[PROVIDED MATERIAL]
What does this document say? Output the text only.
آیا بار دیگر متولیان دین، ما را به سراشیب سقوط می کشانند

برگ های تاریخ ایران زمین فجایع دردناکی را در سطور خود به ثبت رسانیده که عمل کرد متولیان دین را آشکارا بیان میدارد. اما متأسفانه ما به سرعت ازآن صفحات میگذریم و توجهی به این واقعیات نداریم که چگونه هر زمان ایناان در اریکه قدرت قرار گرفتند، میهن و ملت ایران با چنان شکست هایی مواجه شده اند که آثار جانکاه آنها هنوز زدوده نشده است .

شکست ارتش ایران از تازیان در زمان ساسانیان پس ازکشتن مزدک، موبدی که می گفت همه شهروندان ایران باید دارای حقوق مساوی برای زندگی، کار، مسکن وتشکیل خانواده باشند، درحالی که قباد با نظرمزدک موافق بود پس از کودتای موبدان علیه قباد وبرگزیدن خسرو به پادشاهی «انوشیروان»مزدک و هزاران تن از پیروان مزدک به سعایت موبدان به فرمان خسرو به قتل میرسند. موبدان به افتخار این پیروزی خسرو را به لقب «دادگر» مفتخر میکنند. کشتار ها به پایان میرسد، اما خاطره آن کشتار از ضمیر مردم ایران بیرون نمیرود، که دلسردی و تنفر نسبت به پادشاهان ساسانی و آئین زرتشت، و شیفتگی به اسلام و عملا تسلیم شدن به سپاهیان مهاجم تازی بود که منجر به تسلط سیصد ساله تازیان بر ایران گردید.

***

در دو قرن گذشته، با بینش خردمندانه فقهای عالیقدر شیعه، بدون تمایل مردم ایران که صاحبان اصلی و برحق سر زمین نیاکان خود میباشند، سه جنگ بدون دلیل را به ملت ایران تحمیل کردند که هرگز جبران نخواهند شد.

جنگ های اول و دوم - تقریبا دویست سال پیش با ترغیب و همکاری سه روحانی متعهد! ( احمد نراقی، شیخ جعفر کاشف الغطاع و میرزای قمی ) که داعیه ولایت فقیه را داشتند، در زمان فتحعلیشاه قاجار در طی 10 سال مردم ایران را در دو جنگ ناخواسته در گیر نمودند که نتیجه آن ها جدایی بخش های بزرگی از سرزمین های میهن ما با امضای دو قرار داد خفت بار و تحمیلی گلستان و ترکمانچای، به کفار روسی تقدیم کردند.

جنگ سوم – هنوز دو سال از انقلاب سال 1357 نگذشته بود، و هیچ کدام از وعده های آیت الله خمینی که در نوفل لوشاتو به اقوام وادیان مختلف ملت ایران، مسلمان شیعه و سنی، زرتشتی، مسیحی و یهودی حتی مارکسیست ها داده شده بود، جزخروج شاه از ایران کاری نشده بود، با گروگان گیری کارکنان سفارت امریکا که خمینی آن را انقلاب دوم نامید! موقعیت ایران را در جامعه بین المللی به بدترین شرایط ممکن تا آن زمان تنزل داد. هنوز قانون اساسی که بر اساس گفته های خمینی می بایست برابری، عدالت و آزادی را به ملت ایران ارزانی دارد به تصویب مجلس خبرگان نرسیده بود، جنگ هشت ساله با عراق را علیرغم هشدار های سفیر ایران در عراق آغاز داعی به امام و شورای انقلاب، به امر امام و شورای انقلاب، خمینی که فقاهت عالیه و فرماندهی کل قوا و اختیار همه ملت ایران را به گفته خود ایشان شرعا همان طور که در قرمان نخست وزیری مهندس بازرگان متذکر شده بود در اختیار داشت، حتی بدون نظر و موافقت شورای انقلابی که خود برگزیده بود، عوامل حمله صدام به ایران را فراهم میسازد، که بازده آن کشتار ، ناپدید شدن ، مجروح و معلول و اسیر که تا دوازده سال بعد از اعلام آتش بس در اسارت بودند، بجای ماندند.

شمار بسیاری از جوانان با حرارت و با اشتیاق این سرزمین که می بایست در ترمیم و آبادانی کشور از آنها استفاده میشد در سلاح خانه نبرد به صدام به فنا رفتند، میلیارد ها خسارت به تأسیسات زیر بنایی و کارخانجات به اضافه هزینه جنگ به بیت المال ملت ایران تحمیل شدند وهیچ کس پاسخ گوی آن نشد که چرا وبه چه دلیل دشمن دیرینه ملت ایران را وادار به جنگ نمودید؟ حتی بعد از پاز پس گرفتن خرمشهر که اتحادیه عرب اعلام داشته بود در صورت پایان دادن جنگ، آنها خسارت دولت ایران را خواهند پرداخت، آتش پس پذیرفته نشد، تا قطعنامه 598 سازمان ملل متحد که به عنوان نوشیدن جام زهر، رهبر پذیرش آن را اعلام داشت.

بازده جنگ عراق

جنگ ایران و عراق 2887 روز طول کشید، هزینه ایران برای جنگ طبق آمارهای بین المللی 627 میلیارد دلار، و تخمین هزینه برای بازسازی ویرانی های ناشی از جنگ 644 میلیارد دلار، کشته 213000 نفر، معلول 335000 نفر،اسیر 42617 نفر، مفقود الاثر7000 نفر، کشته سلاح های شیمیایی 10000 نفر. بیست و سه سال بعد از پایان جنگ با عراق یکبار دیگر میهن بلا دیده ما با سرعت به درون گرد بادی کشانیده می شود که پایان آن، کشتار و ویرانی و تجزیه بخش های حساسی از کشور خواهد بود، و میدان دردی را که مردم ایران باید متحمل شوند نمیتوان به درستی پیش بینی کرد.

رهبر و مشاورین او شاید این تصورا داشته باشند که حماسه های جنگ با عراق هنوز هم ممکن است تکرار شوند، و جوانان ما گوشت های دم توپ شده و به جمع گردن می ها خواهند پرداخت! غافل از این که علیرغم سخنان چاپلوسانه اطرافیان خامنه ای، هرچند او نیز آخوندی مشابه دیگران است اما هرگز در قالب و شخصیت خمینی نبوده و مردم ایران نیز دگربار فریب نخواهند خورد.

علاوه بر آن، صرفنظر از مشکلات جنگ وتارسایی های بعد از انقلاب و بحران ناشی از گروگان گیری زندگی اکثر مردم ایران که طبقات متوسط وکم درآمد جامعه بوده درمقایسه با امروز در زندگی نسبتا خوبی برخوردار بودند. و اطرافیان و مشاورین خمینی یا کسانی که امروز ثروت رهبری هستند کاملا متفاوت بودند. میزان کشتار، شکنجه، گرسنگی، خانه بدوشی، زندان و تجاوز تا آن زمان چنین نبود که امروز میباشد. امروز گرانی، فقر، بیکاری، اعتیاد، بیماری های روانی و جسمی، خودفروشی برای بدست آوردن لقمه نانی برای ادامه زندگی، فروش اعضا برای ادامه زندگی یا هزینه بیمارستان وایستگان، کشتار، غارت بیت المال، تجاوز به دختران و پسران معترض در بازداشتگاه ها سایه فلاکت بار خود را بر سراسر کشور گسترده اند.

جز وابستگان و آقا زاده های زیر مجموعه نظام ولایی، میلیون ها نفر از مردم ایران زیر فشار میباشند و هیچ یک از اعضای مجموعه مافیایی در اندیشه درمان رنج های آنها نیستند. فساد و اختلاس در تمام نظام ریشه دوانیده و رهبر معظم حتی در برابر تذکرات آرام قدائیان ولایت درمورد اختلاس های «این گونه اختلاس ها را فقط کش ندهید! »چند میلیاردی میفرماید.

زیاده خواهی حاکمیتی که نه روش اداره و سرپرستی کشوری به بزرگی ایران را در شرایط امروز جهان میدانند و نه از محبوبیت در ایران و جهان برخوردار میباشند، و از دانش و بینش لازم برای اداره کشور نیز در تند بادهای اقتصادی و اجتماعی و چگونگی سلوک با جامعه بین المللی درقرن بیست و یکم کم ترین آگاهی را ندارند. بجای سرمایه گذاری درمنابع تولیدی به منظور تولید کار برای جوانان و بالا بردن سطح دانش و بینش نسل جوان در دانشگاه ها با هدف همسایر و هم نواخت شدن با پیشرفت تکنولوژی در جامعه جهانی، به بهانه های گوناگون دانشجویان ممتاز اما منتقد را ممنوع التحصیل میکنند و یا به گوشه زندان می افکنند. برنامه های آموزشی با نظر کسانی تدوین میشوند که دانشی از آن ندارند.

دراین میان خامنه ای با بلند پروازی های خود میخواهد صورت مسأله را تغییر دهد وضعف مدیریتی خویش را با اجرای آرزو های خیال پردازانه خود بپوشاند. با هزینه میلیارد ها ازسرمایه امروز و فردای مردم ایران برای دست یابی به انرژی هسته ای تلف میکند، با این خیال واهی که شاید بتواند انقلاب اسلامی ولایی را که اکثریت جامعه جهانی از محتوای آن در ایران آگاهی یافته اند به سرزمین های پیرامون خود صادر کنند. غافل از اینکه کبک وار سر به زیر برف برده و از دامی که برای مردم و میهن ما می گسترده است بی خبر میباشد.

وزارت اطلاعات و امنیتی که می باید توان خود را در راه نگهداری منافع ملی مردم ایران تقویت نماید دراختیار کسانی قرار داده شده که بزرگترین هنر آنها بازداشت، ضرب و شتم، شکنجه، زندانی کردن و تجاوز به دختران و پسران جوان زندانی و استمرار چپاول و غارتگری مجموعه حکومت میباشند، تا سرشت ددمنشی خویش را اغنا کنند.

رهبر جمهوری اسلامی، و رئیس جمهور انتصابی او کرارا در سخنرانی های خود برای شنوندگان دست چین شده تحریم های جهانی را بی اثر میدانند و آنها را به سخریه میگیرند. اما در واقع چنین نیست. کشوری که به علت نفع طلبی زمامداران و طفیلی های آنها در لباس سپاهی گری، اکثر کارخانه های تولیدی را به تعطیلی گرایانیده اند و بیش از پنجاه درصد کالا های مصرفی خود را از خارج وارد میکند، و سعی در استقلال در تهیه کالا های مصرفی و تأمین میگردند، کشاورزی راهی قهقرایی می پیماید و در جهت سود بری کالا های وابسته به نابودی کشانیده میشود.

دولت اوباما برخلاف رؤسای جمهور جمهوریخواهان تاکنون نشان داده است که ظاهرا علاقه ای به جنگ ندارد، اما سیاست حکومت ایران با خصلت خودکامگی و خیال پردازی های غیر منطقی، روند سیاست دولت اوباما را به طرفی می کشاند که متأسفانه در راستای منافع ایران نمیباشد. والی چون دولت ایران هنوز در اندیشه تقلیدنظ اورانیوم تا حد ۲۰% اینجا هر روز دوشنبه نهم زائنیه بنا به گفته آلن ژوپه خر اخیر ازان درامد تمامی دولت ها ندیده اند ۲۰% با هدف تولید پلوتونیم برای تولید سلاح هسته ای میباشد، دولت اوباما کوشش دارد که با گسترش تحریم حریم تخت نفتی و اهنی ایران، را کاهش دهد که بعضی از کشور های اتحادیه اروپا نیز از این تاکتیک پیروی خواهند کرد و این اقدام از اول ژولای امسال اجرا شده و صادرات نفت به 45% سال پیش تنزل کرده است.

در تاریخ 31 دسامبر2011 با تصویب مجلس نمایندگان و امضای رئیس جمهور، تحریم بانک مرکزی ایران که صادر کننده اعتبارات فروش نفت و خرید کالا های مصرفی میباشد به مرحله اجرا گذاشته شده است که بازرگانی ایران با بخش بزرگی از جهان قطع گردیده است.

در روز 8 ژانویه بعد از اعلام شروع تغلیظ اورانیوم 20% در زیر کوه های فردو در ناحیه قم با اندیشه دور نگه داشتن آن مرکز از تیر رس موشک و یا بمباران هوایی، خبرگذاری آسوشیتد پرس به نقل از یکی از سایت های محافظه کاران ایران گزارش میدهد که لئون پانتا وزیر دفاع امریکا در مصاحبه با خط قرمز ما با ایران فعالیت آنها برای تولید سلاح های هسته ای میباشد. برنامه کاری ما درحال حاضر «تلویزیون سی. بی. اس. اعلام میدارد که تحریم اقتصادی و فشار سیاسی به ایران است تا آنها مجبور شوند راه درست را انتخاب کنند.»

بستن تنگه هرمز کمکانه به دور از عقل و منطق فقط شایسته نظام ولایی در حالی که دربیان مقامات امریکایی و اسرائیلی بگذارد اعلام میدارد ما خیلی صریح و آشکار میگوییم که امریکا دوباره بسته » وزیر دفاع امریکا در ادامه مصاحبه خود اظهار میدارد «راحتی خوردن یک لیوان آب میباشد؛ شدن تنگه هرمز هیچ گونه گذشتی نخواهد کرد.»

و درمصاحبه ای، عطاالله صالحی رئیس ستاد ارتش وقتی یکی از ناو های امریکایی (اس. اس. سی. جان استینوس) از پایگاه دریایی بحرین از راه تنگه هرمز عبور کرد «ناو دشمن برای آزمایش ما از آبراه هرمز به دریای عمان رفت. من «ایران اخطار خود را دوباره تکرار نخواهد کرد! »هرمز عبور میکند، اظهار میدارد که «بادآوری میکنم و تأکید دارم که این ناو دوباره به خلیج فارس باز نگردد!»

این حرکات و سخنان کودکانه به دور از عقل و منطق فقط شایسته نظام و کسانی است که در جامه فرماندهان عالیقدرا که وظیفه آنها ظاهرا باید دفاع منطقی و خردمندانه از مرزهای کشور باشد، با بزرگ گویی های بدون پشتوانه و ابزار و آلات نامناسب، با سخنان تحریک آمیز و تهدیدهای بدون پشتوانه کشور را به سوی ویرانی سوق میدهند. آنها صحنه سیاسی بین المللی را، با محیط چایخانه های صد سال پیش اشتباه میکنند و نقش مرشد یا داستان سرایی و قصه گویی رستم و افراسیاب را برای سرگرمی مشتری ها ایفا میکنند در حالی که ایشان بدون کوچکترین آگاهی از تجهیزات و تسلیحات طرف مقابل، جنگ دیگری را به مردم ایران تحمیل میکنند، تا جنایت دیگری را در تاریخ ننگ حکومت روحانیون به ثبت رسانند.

[TASK INSTRUCTIONS] In the records above, find the lines containing "نخواهد" and copy them.

[PROBLEM SOLUTION]
بستن تنگه هرمز کمکانه به دور از عقل و منطق فقط شایسته نظام ولایی در حالی که دربیان مقامات امریکایی و اسرائیلی بگذارد اعلام میدارد ما خیلی صریح و آشکار میگوییم که امریکا دوباره بسته » وزیر دفاع امریکا در ادامه مصاحبه خود اظهار میدارد «راحتی خوردن یک لیوان آب میباشد؛ شدن تنگه هرمز هیچ گونه گذشتی نخواهد کرد.»
و درمصاحبه ای، عطاالله صالحی رئیس ستاد ارتش وقتی یکی از ناو های امریکایی (اس. اس. سی. جان استینوس) از پایگاه دریایی بحرین از راه تنگه هرمز عبور کرد «ناو دشمن برای آزمایش ما از آبراه هرمز به دریای عمان رفت. من «ایران اخطار خود را دوباره تکرار نخواهد کرد! »هرمز عبور میکند، اظهار میدارد که «بادآوری میکنم و تأکید دارم که این ناو دوباره به خلیج فارس باز نگردد!»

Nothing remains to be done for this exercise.